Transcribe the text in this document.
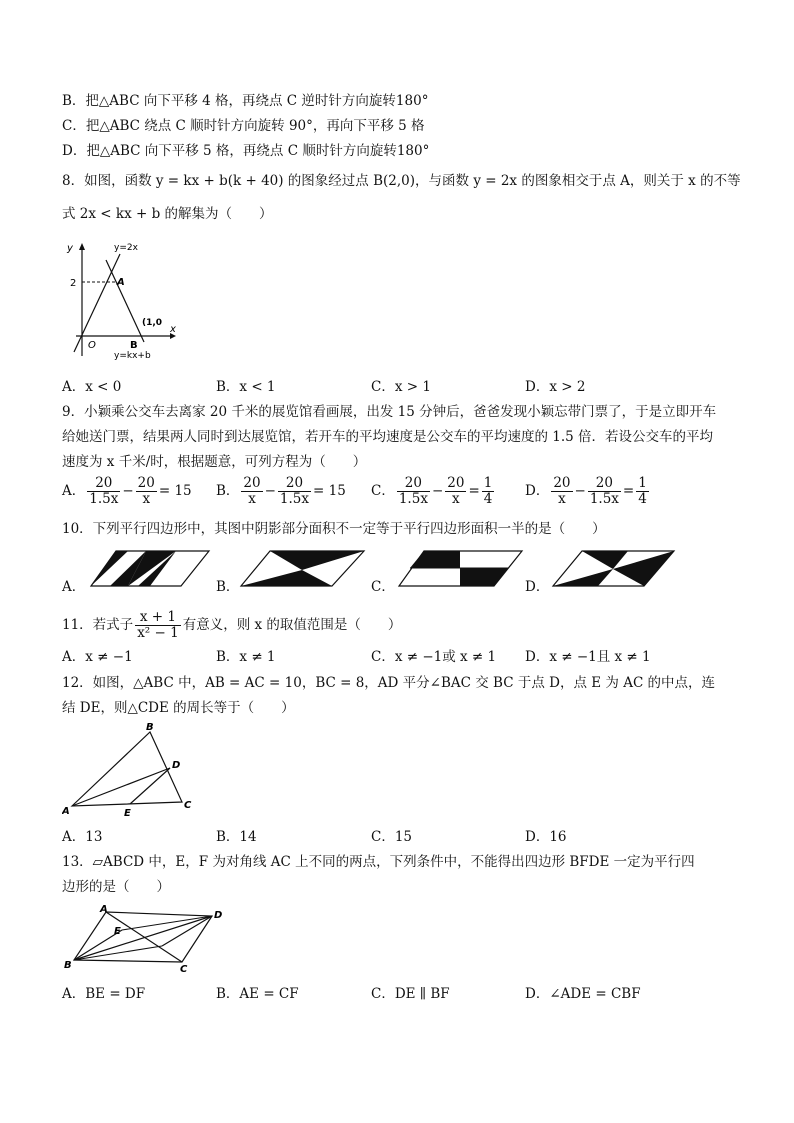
B．把△ABC 向下平移 4 格，再绕点 C 逆时针方向旋转180°
C．把△ABC 绕点 C 顺时针方向旋转 90°，再向下平移 5 格
D．把△ABC 向下平移 5 格，再绕点 C 顺时针方向旋转180°
8．如图，函数 y = kx + b(k + 40) 的图象经过点 B(2,0)，与函数 y = 2x 的图象相交于点 A，则关于 x 的不等
式 2x < kx + b 的解集为（　　）
y
x
y=2x
y=kx+b
2	A
B
O
(1,0
A．x < 0	B．x < 1	C．x > 1	D．x > 2
9．小颖乘公交车去离家 20 千米的展览馆看画展，出发 15 分钟后，爸爸发现小颖忘带门票了，于是立即开车
给她送门票，结果两人同时到达展览馆，若开车的平均速度是公交车的平均速度的 1.5 倍．若设公交车的平均
速度为 x 千米/时，根据题意，可列方程为（　　）
A． $\frac{20}{1.5x} - \frac{20}{x} = 15$ B． $\frac{20}{x} - \frac{20}{1.5x} = 15$ C． $\frac{20}{1.5x} - \frac{20}{x} = \frac{1}{4}$ D． $\frac{20}{x} - \frac{20}{1.5x} = \frac{1}{4}$
10．下列平行四边形中，其图中阴影部分面积不一定等于平行四边形面积一半的是（　　）
A．	B．	C．	D．
11．若式子 $\frac{x + 1}{\text{x² − 1}}$ 有意义，则 x 的取值范围是（　　）
A．x ≠ −1	B．x ≠ 1	C．x ≠ −1或 x ≠ 1 D．x ≠ −1且 x ≠ 1
12．如图，△ABC 中，AB = AC = 10，BC = 8，AD 平分∠BAC 交 BC 于点 D，点 E 为 AC 的中点，连
结 DE，则△CDE 的周长等于（　　）
A
B
C
D
E
A．13	B．14	C．15	D．16
13．▱ABCD 中，E，F 为对角线 AC 上不同的两点，下列条件中，不能得出四边形 BFDE 一定为平行四
边形的是（　　）
A
D
B	C
E
A．BE = DF	B．AE = CF	C．DE ∥ BF	D．∠ADE = CBF
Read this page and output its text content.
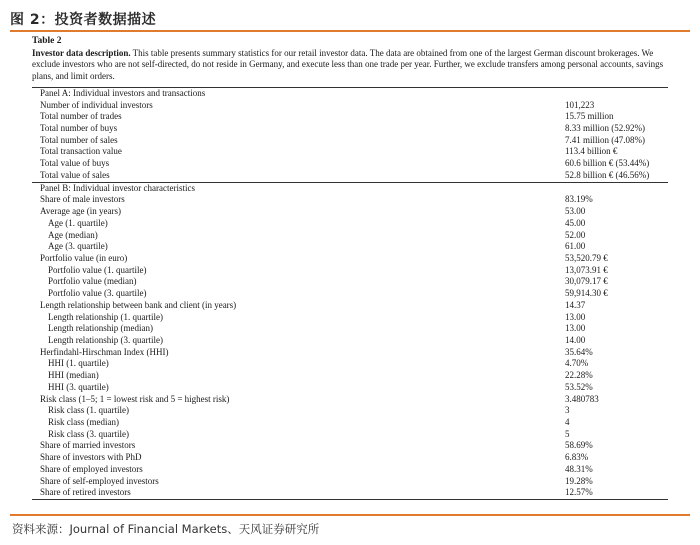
图 2：投资者数据描述

Table 2

Investor data description. This table presents summary statistics for our retail investor data. The data are obtained from one of the largest German discount brokerages. We exclude investors who are not self-directed, do not reside in Germany, and execute less than one trade per year. Further, we exclude transfers among personal accounts, savings plans, and limit orders.

Panel A: Individual investors and transactions	
Number of individual investors	101,223
Total number of trades	15.75 million
Total number of buys	8.33 million (52.92%)
Total number of sales	7.41 million (47.08%)
Total transaction value	113.4 billion €
Total value of buys	60.6 billion € (53.44%)
Total value of sales	52.8 billion € (46.56%)
Panel B: Individual investor characteristics	
Share of male investors	83.19%
Average age (in years)	53.00
Age (1. quartile)	45.00
Age (median)	52.00
Age (3. quartile)	61.00
Portfolio value (in euro)	53,520.79 €
Portfolio value (1. quartile)	13,073.91 €
Portfolio value (median)	30,079.17 €
Portfolio value (3. quartile)	59,914.30 €
Length relationship between bank and client (in years)	14.37
Length relationship (1. quartile)	13.00
Length relationship (median)	13.00
Length relationship (3. quartile)	14.00
Herfindahl-Hirschman Index (HHI)	35.64%
HHI (1. quartile)	4.70%
HHI (median)	22.28%
HHI (3. quartile)	53.52%
Risk class (1–5; 1 = lowest risk and 5 = highest risk)	3.480783
Risk class (1. quartile)	3
Risk class (median)	4
Risk class (3. quartile)	5
Share of married investors	58.69%
Share of investors with PhD	6.83%
Share of employed investors	48.31%
Share of self-employed investors	19.28%
Share of retired investors	12.57%
资料来源：Journal of Financial Markets、天风证券研究所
============================================================
## What you need to do
Repeat the material above in full and exactly, omitting the pictures.

## Problem solution
Transcribe the text in this document.
B．把△ABC 向下平移 4 格，再绕点 C 逆时针方向旋转180°
C．把△ABC 绕点 C 顺时针方向旋转 90°，再向下平移 5 格
D．把△ABC 向下平移 5 格，再绕点 C 顺时针方向旋转180°
8．如图，函数 y = kx + b(k + 40) 的图象经过点 B(2,0)，与函数 y = 2x 的图象相交于点 A，则关于 x 的不等
式 2x < kx + b 的解集为（　　）
y
x
y=2x
y=kx+b
2	A
B
O
(1,0
A．x < 0	B．x < 1	C．x > 1	D．x > 2
9．小颖乘公交车去离家 20 千米的展览馆看画展，出发 15 分钟后，爸爸发现小颖忘带门票了，于是立即开车
给她送门票，结果两人同时到达展览馆，若开车的平均速度是公交车的平均速度的 1.5 倍．若设公交车的平均
速度为 x 千米/时，根据题意，可列方程为（　　）
A． $\frac{20}{1.5x} - \frac{20}{x} = 15$ B． $\frac{20}{x} - \frac{20}{1.5x} = 15$ C． $\frac{20}{1.5x} - \frac{20}{x} = \frac{1}{4}$ D． $\frac{20}{x} - \frac{20}{1.5x} = \frac{1}{4}$
10．下列平行四边形中，其图中阴影部分面积不一定等于平行四边形面积一半的是（　　）
A．	B．	C．	D．
11．若式子 $\frac{x + 1}{\text{x² − 1}}$ 有意义，则 x 的取值范围是（　　）
A．x ≠ −1	B．x ≠ 1	C．x ≠ −1或 x ≠ 1 D．x ≠ −1且 x ≠ 1
12．如图，△ABC 中，AB = AC = 10，BC = 8，AD 平分∠BAC 交 BC 于点 D，点 E 为 AC 的中点，连
结 DE，则△CDE 的周长等于（　　）
A
B
C
D
E
A．13	B．14	C．15	D．16
13．▱ABCD 中，E，F 为对角线 AC 上不同的两点，下列条件中，不能得出四边形 BFDE 一定为平行四
边形的是（　　）
A
D
B	C
E
A．BE = DF	B．AE = CF	C．DE ∥ BF	D．∠ADE = CBF
Read this page and output its text content.
图 2：投资者数据描述

Table 2

Investor data description. This table presents summary statistics for our retail investor data. The data are obtained from one of the largest German discount brokerages. We exclude investors who are not self-directed, do not reside in Germany, and execute less than one trade per year. Further, we exclude transfers among personal accounts, savings plans, and limit orders.

Panel A: Individual investors and transactions	
Number of individual investors	101,223
Total number of trades	15.75 million
Total number of buys	8.33 million (52.92%)
Total number of sales	7.41 million (47.08%)
Total transaction value	113.4 billion €
Total value of buys	60.6 billion € (53.44%)
Total value of sales	52.8 billion € (46.56%)
Panel B: Individual investor characteristics	
Share of male investors	83.19%
Average age (in years)	53.00
Age (1. quartile)	45.00
Age (median)	52.00
Age (3. quartile)	61.00
Portfolio value (in euro)	53,520.79 €
Portfolio value (1. quartile)	13,073.91 €
Portfolio value (median)	30,079.17 €
Portfolio value (3. quartile)	59,914.30 €
Length relationship between bank and client (in years)	14.37
Length relationship (1. quartile)	13.00
Length relationship (median)	13.00
Length relationship (3. quartile)	14.00
Herfindahl-Hirschman Index (HHI)	35.64%
HHI (1. quartile)	4.70%
HHI (median)	22.28%
HHI (3. quartile)	53.52%
Risk class (1–5; 1 = lowest risk and 5 = highest risk)	3.480783
Risk class (1. quartile)	3
Risk class (median)	4
Risk class (3. quartile)	5
Share of married investors	58.69%
Share of investors with PhD	6.83%
Share of employed investors	48.31%
Share of self-employed investors	19.28%
Share of retired investors	12.57%
资料来源：Journal of Financial Markets、天风证券研究所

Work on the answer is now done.